Pick out the lines below with "Молотовского" and list them.

__________

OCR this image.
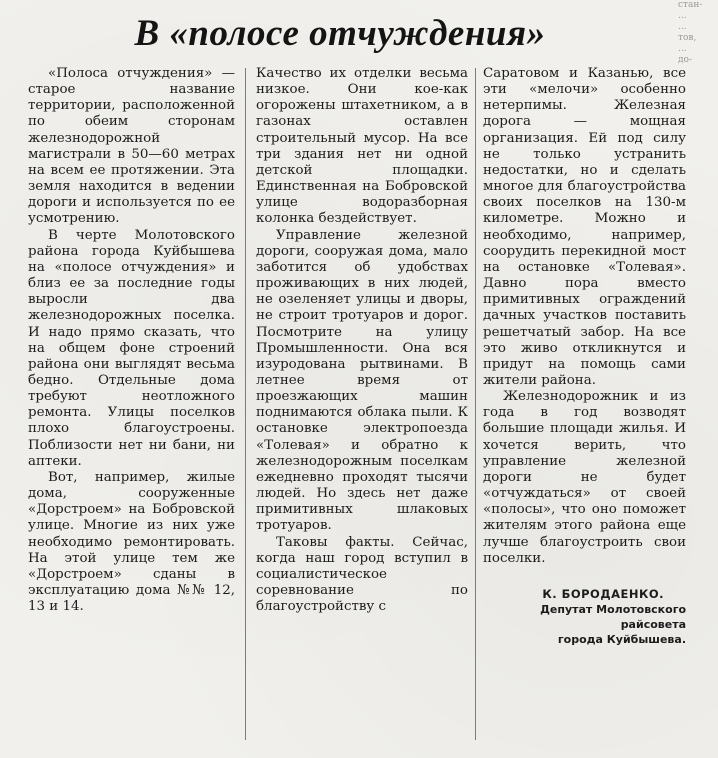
стан-
...
...
тов,
...
до-
В «полосе отчуждения»

«Полоса отчуждения» — старое название территории, расположенной по обеим сторонам железнодорожной магистрали в 50—60 метрах на всем ее протяжении. Эта земля находится в ведении дороги и используется по ее усмотрению.

В черте Молотовского района города Куйбышева на «полосе отчуждения» и близ ее за последние годы выросли два железнодорожных поселка. И надо прямо сказать, что на общем фоне строений района они выглядят весьма бедно. Отдельные дома требуют неотложного ремонта. Улицы поселков плохо благоустроены. Поблизости нет ни бани, ни аптеки.

Вот, например, жилые дома, сооруженные «Дорстроем» на Бобровской улице. Многие из них уже необходимо ремонтировать. На этой улице тем же «Дорстроем» сданы в эксплуатацию дома №№ 12, 13 и 14.

Качество их отделки весьма низкое. Они кое-как огорожены штахетником, а в газонах оставлен строительный мусор. На все три здания нет ни одной детской площадки. Единственная на Бобровской улице водоразборная колонка бездействует.

Управление железной дороги, сооружая дома, мало заботится об удобствах проживающих в них людей, не озеленяет улицы и дворы, не строит тротуаров и дорог. Посмотрите на улицу Промышленности. Она вся изуродована рытвинами. В летнее время от проезжающих машин поднимаются облака пыли. К остановке электропоезда «Толевая» и обратно к железнодорожным поселкам ежедневно проходят тысячи людей. Но здесь нет даже примитивных шлаковых тротуаров.

Таковы факты. Сейчас, когда наш город вступил в социалистическое соревнование по благоустройству с

Саратовом и Казанью, все эти «мелочи» особенно нетерпимы. Железная дорога — мощная организация. Ей под силу не только устранить недостатки, но и сделать многое для благоустройства своих поселков на 130-м километре. Можно и необходимо, например, соорудить перекидной мост на остановке «Толевая». Давно пора вместо примитивных ограждений дачных участков поставить решетчатый забор. На все это живо откликнутся и придут на помощь сами жители района.

Железнодорожник и из года в год возводят большие площади жилья. И хочется верить, что управление железной дороги не будет «отчуждаться» от своей «полосы», что оно поможет жителям этого района еще лучше благоустроить свои поселки.

К. БОРОДАЕНКО.
Депутат Молотовского
райсовета
города Куйбышева.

__________

### Task response
В черте Молотовского района города Куйбышева на «полосе отчуждения» и близ ее за последние годы выросли два железнодорожных поселка. И надо прямо сказать, что на общем фоне строений района они выглядят весьма бедно. Отдельные дома требуют неотложного ремонта. Улицы поселков плохо благоустроены. Поблизости нет ни бани, ни аптеки.
Депутат Молотовского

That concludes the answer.